### Stored records
-- BEGIN --

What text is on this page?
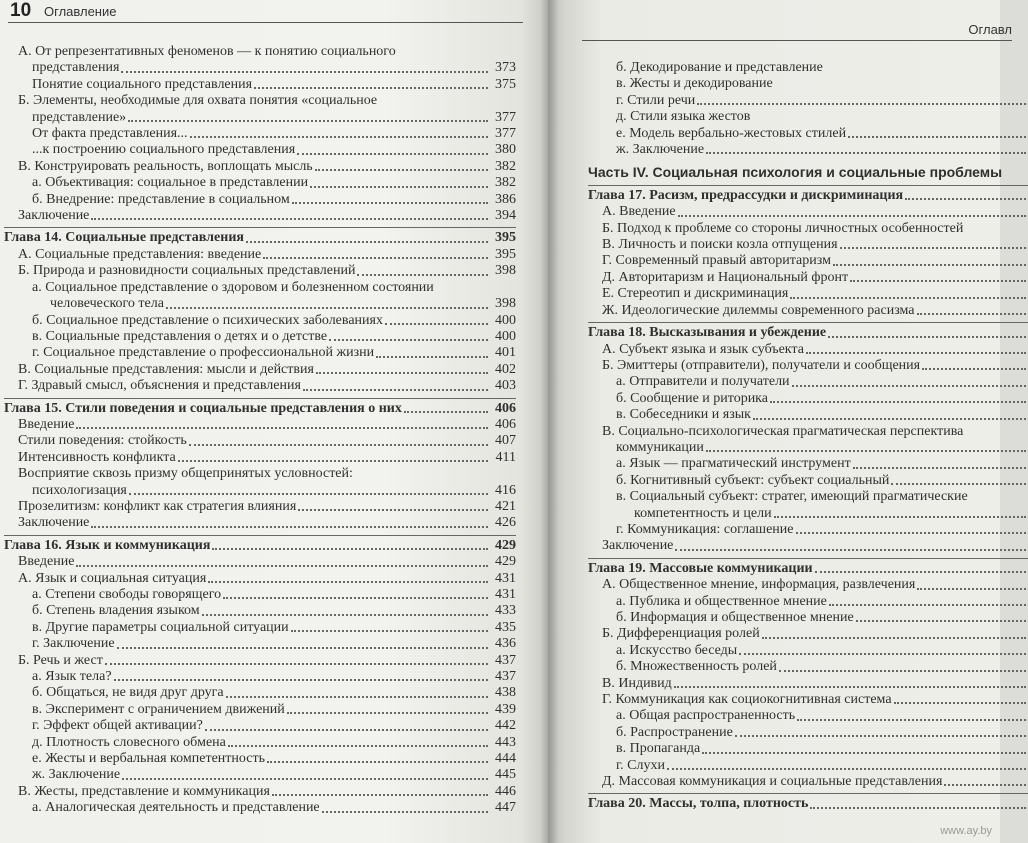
10 Оглавление
А. От репрезентативных феноменов — к понятию социального
представления	373
Понятие социального представления	375
Б. Элементы, необходимые для охвата понятия «социальное
представление»	377
От факта представления...	377
...к построению социального представления	380
В. Конструировать реальность, воплощать мысль	382
а. Объективация: социальное в представлении	382
б. Внедрение: представление в социальном	386
Заключение	394
Глава 14. Социальные представления	395
А. Социальные представления: введение	395
Б. Природа и разновидности социальных представлений	398
а. Социальное представление о здоровом и болезненном состоянии
человеческого тела	398
б. Социальное представление о психических заболеваниях	400
в. Социальные представления о детях и о детстве	400
г. Социальное представление о профессиональной жизни	401
В. Социальные представления: мысли и действия	402
Г. Здравый смысл, объяснения и представления	403
Глава 15. Стили поведения и социальные представления о них	406
Введение	406
Стили поведения: стойкость	407
Интенсивность конфликта	411
Восприятие сквозь призму общепринятых условностей:
психологизация	416
Прозелитизм: конфликт как стратегия влияния	421
Заключение	426
Глава 16. Язык и коммуникация	429
Введение	429
А. Язык и социальная ситуация	431
а. Степени свободы говорящего	431
б. Степень владения языком	433
в. Другие параметры социальной ситуации	435
г. Заключение	436
Б. Речь и жест	437
а. Язык тела?	437
б. Общаться, не видя друг друга	438
в. Эксперимент с ограничением движений	439
г. Эффект общей активации?	442
д. Плотность словесного обмена	443
е. Жесты и вербальная компетентность	444
ж. Заключение	445
В. Жесты, представление и коммуникация	446
а. Аналогическая деятельность и представление	447
Оглавл
б. Декодирование и представление
в. Жесты и декодирование
г. Стили речи
д. Стили языка жестов
е. Модель вербально-жестовых стилей
ж. Заключение
Часть IV. Социальная психология и социальные проблемы
Глава 17. Расизм, предрассудки и дискриминация
А. Введение
Б. Подход к проблеме со стороны личностных особенностей
В. Личность и поиски козла отпущения
Г. Современный правый авторитаризм
Д. Авторитаризм и Национальный фронт
Е. Стереотип и дискриминация
Ж. Идеологические дилеммы современного расизма
Глава 18. Высказывания и убеждение
А. Субъект языка и язык субъекта
Б. Эмиттеры (отправители), получатели и сообщения
а. Отправители и получатели
б. Сообщение и риторика
в. Собеседники и язык
В. Социально-психологическая прагматическая перспектива
коммуникации
а. Язык — прагматический инструмент
б. Когнитивный субъект: субъект социальный
в. Социальный субъект: стратег, имеющий прагматические
компетентность и цели
г. Коммуникация: соглашение
Заключение
Глава 19. Массовые коммуникации
А. Общественное мнение, информация, развлечения
а. Публика и общественное мнение
б. Информация и общественное мнение
Б. Дифференциация ролей
а. Искусство беседы
б. Множественность ролей
В. Индивид
Г. Коммуникация как социокогнитивная система
а. Общая распространенность
б. Распространение
в. Пропаганда
г. Слухи
Д. Массовая коммуникация и социальные представления
Глава 20. Массы, толпа, плотность
www.ay.by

-- END --

### Set exercise
Give every record back exactly as it reads, with no images.

### Full answer
What text is on this page?
10 Оглавление
А. От репрезентативных феноменов — к понятию социального
представления	373
Понятие социального представления	375
Б. Элементы, необходимые для охвата понятия «социальное
представление»	377
От факта представления...	377
...к построению социального представления	380
В. Конструировать реальность, воплощать мысль	382
а. Объективация: социальное в представлении	382
б. Внедрение: представление в социальном	386
Заключение	394
Глава 14. Социальные представления	395
А. Социальные представления: введение	395
Б. Природа и разновидности социальных представлений	398
а. Социальное представление о здоровом и болезненном состоянии
человеческого тела	398
б. Социальное представление о психических заболеваниях	400
в. Социальные представления о детях и о детстве	400
г. Социальное представление о профессиональной жизни	401
В. Социальные представления: мысли и действия	402
Г. Здравый смысл, объяснения и представления	403
Глава 15. Стили поведения и социальные представления о них	406
Введение	406
Стили поведения: стойкость	407
Интенсивность конфликта	411
Восприятие сквозь призму общепринятых условностей:
психологизация	416
Прозелитизм: конфликт как стратегия влияния	421
Заключение	426
Глава 16. Язык и коммуникация	429
Введение	429
А. Язык и социальная ситуация	431
а. Степени свободы говорящего	431
б. Степень владения языком	433
в. Другие параметры социальной ситуации	435
г. Заключение	436
Б. Речь и жест	437
а. Язык тела?	437
б. Общаться, не видя друг друга	438
в. Эксперимент с ограничением движений	439
г. Эффект общей активации?	442
д. Плотность словесного обмена	443
е. Жесты и вербальная компетентность	444
ж. Заключение	445
В. Жесты, представление и коммуникация	446
а. Аналогическая деятельность и представление	447
Оглавл
б. Декодирование и представление
в. Жесты и декодирование
г. Стили речи
д. Стили языка жестов
е. Модель вербально-жестовых стилей
ж. Заключение
Часть IV. Социальная психология и социальные проблемы
Глава 17. Расизм, предрассудки и дискриминация
А. Введение
Б. Подход к проблеме со стороны личностных особенностей
В. Личность и поиски козла отпущения
Г. Современный правый авторитаризм
Д. Авторитаризм и Национальный фронт
Е. Стереотип и дискриминация
Ж. Идеологические дилеммы современного расизма
Глава 18. Высказывания и убеждение
А. Субъект языка и язык субъекта
Б. Эмиттеры (отправители), получатели и сообщения
а. Отправители и получатели
б. Сообщение и риторика
в. Собеседники и язык
В. Социально-психологическая прагматическая перспектива
коммуникации
а. Язык — прагматический инструмент
б. Когнитивный субъект: субъект социальный
в. Социальный субъект: стратег, имеющий прагматические
компетентность и цели
г. Коммуникация: соглашение
Заключение
Глава 19. Массовые коммуникации
А. Общественное мнение, информация, развлечения
а. Публика и общественное мнение
б. Информация и общественное мнение
Б. Дифференциация ролей
а. Искусство беседы
б. Множественность ролей
В. Индивид
Г. Коммуникация как социокогнитивная система
а. Общая распространенность
б. Распространение
в. Пропаганда
г. Слухи
Д. Массовая коммуникация и социальные представления
Глава 20. Массы, толпа, плотность
www.ay.by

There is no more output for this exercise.